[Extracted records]
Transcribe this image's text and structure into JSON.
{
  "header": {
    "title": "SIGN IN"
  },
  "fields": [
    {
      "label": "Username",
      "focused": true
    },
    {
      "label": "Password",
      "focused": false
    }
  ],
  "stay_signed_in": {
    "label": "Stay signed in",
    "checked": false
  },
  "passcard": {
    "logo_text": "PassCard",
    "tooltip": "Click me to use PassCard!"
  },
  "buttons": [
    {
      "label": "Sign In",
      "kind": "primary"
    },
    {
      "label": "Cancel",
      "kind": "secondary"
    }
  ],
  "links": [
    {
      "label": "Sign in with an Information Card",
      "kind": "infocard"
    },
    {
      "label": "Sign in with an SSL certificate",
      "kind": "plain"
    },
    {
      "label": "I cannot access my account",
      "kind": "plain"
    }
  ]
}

__Your goal__.
Copy every line of the material, please, keeping it exactly the same.

__Reply to the exercise__.
Transcribe this image's text and structure into JSON.
{
  "header": {
    "title": "SIGN IN"
  },
  "fields": [
    {
      "label": "Username",
      "focused": true
    },
    {
      "label": "Password",
      "focused": false
    }
  ],
  "stay_signed_in": {
    "label": "Stay signed in",
    "checked": false
  },
  "passcard": {
    "logo_text": "PassCard",
    "tooltip": "Click me to use PassCard!"
  },
  "buttons": [
    {
      "label": "Sign In",
      "kind": "primary"
    },
    {
      "label": "Cancel",
      "kind": "secondary"
    }
  ],
  "links": [
    {
      "label": "Sign in with an Information Card",
      "kind": "infocard"
    },
    {
      "label": "Sign in with an SSL certificate",
      "kind": "plain"
    },
    {
      "label": "I cannot access my account",
      "kind": "plain"
    }
  ]
}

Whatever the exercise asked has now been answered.